==== Supplied entries

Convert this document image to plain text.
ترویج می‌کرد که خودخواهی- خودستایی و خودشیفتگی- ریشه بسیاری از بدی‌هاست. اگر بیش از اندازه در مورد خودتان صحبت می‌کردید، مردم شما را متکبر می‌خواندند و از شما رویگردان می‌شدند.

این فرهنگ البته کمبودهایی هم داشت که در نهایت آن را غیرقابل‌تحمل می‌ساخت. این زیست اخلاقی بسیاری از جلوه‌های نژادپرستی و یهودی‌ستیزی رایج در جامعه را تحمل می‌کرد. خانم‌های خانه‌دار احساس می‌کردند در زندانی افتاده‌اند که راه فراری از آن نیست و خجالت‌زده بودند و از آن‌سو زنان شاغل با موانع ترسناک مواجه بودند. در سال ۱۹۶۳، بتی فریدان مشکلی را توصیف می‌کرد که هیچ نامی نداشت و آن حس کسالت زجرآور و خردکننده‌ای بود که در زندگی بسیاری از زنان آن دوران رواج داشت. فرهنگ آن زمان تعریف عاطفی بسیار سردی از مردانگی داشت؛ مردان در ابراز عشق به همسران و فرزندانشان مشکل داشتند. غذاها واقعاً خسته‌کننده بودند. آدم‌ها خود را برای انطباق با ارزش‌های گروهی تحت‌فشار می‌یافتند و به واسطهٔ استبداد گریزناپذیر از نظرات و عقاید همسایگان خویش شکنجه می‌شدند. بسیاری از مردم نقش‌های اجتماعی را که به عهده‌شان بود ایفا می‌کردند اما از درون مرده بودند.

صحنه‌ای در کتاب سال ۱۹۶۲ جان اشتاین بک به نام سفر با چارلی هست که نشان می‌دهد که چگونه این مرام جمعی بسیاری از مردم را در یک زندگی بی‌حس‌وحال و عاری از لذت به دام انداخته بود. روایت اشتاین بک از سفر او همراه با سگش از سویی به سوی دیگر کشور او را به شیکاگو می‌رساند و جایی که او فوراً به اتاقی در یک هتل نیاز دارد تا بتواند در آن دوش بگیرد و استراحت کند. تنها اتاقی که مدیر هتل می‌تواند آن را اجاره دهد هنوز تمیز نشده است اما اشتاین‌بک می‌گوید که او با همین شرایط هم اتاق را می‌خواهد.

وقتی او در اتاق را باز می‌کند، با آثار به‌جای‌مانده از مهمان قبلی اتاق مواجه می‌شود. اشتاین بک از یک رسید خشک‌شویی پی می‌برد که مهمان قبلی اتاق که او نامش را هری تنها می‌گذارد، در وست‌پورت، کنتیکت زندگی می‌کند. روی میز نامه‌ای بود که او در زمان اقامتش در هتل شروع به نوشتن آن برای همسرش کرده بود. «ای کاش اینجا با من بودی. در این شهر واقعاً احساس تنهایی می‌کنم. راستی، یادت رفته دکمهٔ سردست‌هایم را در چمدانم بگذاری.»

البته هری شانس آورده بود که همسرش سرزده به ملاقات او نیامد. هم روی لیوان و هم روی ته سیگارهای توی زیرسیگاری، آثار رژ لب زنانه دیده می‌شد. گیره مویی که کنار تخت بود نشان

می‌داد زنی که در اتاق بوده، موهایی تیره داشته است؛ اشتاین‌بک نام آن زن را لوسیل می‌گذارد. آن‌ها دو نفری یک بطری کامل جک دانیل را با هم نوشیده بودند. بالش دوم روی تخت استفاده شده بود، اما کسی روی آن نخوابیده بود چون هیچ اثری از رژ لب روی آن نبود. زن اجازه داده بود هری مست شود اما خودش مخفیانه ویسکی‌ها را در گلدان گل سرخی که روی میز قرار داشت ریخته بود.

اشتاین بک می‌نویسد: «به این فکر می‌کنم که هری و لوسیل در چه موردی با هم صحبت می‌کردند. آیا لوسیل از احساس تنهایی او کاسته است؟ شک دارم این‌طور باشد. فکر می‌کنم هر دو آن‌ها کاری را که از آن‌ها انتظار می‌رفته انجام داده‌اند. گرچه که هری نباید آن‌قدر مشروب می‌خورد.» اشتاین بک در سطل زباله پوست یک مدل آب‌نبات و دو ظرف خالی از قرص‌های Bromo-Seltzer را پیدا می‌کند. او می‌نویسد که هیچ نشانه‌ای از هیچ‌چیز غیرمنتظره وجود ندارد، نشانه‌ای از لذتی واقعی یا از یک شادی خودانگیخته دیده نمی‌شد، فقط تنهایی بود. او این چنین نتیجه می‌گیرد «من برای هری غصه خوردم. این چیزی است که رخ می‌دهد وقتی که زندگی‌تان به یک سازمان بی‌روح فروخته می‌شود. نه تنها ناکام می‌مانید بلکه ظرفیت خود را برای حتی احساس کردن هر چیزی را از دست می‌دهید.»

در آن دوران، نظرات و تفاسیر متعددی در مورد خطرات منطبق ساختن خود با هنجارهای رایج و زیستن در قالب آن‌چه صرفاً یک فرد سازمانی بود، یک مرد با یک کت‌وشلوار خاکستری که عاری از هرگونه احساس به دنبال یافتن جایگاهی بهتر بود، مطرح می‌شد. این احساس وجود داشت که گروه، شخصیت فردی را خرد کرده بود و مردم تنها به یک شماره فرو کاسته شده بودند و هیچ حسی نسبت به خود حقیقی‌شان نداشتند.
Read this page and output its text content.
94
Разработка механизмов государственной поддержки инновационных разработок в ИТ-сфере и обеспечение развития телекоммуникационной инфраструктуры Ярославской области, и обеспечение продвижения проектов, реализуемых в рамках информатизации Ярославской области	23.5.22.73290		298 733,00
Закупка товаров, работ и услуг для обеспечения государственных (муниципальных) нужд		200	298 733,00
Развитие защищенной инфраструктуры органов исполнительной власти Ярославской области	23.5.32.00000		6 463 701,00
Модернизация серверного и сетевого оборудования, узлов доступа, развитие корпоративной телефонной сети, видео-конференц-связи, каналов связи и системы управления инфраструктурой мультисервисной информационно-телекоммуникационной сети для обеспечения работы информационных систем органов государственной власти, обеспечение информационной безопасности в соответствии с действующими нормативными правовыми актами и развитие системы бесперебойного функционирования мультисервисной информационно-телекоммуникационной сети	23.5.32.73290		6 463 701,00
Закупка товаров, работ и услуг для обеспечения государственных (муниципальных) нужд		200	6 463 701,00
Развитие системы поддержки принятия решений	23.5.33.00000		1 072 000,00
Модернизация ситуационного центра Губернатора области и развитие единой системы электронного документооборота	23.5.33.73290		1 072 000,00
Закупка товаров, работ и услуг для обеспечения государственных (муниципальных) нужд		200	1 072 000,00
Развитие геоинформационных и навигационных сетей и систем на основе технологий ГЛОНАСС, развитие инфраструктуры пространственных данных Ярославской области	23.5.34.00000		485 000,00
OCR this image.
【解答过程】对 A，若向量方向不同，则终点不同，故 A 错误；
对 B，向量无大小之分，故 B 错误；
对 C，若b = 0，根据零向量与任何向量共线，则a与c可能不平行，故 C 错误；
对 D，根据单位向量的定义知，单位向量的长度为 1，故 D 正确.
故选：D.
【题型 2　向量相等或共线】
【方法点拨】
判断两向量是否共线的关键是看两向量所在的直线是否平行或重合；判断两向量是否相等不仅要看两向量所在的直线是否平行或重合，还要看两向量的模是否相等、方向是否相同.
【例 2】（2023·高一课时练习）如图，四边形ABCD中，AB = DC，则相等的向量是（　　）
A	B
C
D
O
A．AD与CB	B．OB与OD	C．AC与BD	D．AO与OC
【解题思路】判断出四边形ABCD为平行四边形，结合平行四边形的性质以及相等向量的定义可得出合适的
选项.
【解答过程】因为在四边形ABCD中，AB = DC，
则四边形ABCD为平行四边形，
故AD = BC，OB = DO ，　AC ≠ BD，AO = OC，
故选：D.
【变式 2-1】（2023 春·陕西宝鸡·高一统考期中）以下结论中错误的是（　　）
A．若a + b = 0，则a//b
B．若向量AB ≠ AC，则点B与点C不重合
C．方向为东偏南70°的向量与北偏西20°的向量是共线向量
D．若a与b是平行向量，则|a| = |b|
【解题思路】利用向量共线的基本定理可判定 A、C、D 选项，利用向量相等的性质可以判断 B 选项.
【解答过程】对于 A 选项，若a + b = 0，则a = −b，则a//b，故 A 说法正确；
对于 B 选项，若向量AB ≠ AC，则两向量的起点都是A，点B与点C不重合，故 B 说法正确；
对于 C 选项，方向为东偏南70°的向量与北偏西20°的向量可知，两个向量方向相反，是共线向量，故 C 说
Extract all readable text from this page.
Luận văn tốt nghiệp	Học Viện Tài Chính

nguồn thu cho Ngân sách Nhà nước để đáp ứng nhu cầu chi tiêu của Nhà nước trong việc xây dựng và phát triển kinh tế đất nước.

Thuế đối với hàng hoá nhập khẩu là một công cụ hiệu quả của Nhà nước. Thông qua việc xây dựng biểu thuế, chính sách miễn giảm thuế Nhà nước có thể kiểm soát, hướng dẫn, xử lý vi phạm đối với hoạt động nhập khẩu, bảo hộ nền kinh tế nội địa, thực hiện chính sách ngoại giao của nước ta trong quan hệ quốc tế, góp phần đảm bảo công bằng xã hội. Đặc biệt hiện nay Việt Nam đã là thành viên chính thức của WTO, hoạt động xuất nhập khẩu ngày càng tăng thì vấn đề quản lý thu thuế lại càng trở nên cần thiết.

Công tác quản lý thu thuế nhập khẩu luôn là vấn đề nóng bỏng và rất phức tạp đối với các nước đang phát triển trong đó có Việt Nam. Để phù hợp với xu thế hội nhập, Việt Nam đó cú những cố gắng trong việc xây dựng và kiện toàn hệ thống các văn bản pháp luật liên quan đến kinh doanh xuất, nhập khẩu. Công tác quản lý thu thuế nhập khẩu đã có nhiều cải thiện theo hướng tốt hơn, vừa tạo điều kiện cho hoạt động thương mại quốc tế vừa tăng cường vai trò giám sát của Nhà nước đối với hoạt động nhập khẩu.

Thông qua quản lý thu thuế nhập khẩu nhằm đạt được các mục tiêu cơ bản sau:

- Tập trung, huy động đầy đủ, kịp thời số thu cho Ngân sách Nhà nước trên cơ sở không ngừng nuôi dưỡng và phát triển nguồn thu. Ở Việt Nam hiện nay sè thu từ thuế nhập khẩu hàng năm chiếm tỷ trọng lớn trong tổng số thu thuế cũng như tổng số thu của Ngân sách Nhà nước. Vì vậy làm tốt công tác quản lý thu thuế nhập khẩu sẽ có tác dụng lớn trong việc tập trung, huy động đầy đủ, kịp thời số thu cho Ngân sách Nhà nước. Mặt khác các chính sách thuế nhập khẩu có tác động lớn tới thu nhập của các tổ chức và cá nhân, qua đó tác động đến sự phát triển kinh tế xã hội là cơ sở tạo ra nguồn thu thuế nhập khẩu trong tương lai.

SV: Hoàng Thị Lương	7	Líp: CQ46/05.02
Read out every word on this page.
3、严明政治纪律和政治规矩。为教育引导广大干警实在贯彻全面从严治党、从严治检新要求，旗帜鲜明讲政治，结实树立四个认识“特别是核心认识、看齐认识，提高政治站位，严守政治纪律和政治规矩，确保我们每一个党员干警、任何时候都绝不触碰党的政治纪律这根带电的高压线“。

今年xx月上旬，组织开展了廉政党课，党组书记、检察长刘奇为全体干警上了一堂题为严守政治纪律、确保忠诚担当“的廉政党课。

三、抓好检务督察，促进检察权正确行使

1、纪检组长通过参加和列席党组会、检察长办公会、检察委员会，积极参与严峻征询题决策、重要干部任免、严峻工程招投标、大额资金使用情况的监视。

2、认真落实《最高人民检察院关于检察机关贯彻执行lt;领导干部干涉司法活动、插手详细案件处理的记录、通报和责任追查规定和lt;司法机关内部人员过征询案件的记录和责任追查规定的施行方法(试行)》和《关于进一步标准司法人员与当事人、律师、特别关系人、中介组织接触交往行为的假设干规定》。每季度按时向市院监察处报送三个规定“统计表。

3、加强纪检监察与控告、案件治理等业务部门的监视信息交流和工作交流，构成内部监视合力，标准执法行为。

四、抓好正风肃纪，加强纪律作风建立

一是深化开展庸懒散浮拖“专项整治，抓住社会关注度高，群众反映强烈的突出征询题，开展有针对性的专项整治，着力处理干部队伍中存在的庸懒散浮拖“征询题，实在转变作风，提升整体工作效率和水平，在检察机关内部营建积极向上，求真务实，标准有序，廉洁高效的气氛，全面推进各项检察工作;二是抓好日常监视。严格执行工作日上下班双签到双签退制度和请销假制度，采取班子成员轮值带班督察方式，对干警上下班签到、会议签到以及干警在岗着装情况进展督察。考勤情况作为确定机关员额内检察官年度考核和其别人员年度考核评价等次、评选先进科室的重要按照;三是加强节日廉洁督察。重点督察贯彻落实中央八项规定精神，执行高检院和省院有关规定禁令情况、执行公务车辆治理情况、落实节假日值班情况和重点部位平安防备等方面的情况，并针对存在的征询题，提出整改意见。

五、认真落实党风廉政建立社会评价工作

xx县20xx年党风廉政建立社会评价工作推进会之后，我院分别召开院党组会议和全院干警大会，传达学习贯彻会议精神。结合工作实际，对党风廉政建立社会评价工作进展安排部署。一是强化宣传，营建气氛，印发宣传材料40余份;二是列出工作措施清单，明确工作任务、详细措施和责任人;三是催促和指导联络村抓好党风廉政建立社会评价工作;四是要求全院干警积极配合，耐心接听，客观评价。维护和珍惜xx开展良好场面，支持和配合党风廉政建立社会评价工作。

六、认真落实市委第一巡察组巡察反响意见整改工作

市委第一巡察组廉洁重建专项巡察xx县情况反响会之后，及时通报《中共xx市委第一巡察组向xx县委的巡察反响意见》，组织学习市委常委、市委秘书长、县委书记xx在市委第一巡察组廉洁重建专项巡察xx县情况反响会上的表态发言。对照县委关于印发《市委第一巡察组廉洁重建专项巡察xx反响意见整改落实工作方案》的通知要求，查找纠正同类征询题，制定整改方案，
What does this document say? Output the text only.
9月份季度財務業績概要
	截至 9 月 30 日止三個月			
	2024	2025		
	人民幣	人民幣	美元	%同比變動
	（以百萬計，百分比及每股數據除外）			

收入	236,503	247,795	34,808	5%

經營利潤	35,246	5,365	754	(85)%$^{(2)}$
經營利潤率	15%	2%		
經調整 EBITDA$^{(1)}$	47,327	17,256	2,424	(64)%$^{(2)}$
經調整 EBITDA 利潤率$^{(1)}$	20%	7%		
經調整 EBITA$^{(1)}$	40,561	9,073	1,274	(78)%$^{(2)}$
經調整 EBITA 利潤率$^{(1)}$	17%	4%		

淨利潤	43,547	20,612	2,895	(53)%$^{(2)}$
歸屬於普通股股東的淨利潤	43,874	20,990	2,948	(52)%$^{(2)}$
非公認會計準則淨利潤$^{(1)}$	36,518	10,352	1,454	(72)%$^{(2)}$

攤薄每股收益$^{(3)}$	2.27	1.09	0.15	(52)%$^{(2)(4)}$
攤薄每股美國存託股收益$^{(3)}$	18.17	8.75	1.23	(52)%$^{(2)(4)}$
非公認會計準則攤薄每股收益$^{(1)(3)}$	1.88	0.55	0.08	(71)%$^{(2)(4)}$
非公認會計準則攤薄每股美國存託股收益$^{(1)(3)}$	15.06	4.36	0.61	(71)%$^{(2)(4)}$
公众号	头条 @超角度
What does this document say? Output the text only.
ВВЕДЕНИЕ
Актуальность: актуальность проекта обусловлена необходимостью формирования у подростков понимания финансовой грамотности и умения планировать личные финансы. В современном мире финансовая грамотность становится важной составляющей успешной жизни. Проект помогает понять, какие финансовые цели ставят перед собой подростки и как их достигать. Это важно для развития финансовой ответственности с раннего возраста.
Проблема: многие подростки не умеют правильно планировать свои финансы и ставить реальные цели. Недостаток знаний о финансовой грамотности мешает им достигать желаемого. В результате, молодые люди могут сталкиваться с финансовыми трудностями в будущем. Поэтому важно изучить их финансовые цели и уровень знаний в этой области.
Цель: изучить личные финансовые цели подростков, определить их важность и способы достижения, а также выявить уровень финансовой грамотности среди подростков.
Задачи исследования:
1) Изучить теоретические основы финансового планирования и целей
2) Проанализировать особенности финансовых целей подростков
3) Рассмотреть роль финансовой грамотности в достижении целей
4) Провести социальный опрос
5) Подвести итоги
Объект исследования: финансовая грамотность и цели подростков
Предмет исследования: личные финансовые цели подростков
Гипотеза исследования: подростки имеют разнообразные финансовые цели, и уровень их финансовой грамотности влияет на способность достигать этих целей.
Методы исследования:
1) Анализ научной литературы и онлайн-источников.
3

========

» Direction: Say how many lines in the records above hold "کرده", and give no other text.

» Task answer: 2